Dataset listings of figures
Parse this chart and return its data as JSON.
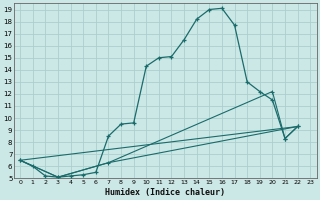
{
  "xlabel": "Humidex (Indice chaleur)",
  "background_color": "#cce8e6",
  "grid_color": "#aacfcc",
  "line_color": "#1a6b6b",
  "xlim": [
    -0.5,
    23.5
  ],
  "ylim": [
    5,
    19.5
  ],
  "xticks": [
    0,
    1,
    2,
    3,
    4,
    5,
    6,
    7,
    8,
    9,
    10,
    11,
    12,
    13,
    14,
    15,
    16,
    17,
    18,
    19,
    20,
    21,
    22,
    23
  ],
  "yticks": [
    5,
    6,
    7,
    8,
    9,
    10,
    11,
    12,
    13,
    14,
    15,
    16,
    17,
    18,
    19
  ],
  "main_series": [
    [
      0,
      6.5
    ],
    [
      1,
      6.0
    ],
    [
      2,
      5.2
    ],
    [
      3,
      5.1
    ],
    [
      4,
      5.2
    ],
    [
      5,
      5.3
    ],
    [
      6,
      5.5
    ],
    [
      7,
      8.5
    ],
    [
      8,
      9.5
    ],
    [
      9,
      9.6
    ],
    [
      10,
      14.3
    ],
    [
      11,
      15.0
    ],
    [
      12,
      15.1
    ],
    [
      13,
      16.5
    ],
    [
      14,
      18.2
    ],
    [
      15,
      19.0
    ],
    [
      16,
      19.1
    ],
    [
      17,
      17.7
    ],
    [
      18,
      13.0
    ],
    [
      19,
      12.2
    ],
    [
      20,
      11.5
    ],
    [
      21,
      8.3
    ],
    [
      22,
      9.3
    ]
  ],
  "line2": [
    [
      0,
      6.5
    ],
    [
      3,
      5.1
    ],
    [
      7,
      6.3
    ],
    [
      20,
      12.2
    ],
    [
      21,
      8.3
    ],
    [
      22,
      9.3
    ]
  ],
  "line3": [
    [
      0,
      6.5
    ],
    [
      3,
      5.1
    ],
    [
      7,
      6.3
    ],
    [
      22,
      9.3
    ]
  ],
  "line4": [
    [
      0,
      6.5
    ],
    [
      22,
      9.3
    ]
  ]
}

= Exercise aim =
Return the full material word for word. Do not include the pictures.

= Finished answer =
Parse this chart and return its data as JSON.
{
  "xlabel": "Humidex (Indice chaleur)",
  "background_color": "#cce8e6",
  "grid_color": "#aacfcc",
  "line_color": "#1a6b6b",
  "xlim": [
    -0.5,
    23.5
  ],
  "ylim": [
    5,
    19.5
  ],
  "xticks": [
    0,
    1,
    2,
    3,
    4,
    5,
    6,
    7,
    8,
    9,
    10,
    11,
    12,
    13,
    14,
    15,
    16,
    17,
    18,
    19,
    20,
    21,
    22,
    23
  ],
  "yticks": [
    5,
    6,
    7,
    8,
    9,
    10,
    11,
    12,
    13,
    14,
    15,
    16,
    17,
    18,
    19
  ],
  "main_series": [
    [
      0,
      6.5
    ],
    [
      1,
      6.0
    ],
    [
      2,
      5.2
    ],
    [
      3,
      5.1
    ],
    [
      4,
      5.2
    ],
    [
      5,
      5.3
    ],
    [
      6,
      5.5
    ],
    [
      7,
      8.5
    ],
    [
      8,
      9.5
    ],
    [
      9,
      9.6
    ],
    [
      10,
      14.3
    ],
    [
      11,
      15.0
    ],
    [
      12,
      15.1
    ],
    [
      13,
      16.5
    ],
    [
      14,
      18.2
    ],
    [
      15,
      19.0
    ],
    [
      16,
      19.1
    ],
    [
      17,
      17.7
    ],
    [
      18,
      13.0
    ],
    [
      19,
      12.2
    ],
    [
      20,
      11.5
    ],
    [
      21,
      8.3
    ],
    [
      22,
      9.3
    ]
  ],
  "line2": [
    [
      0,
      6.5
    ],
    [
      3,
      5.1
    ],
    [
      7,
      6.3
    ],
    [
      20,
      12.2
    ],
    [
      21,
      8.3
    ],
    [
      22,
      9.3
    ]
  ],
  "line3": [
    [
      0,
      6.5
    ],
    [
      3,
      5.1
    ],
    [
      7,
      6.3
    ],
    [
      22,
      9.3
    ]
  ],
  "line4": [
    [
      0,
      6.5
    ],
    [
      22,
      9.3
    ]
  ]
}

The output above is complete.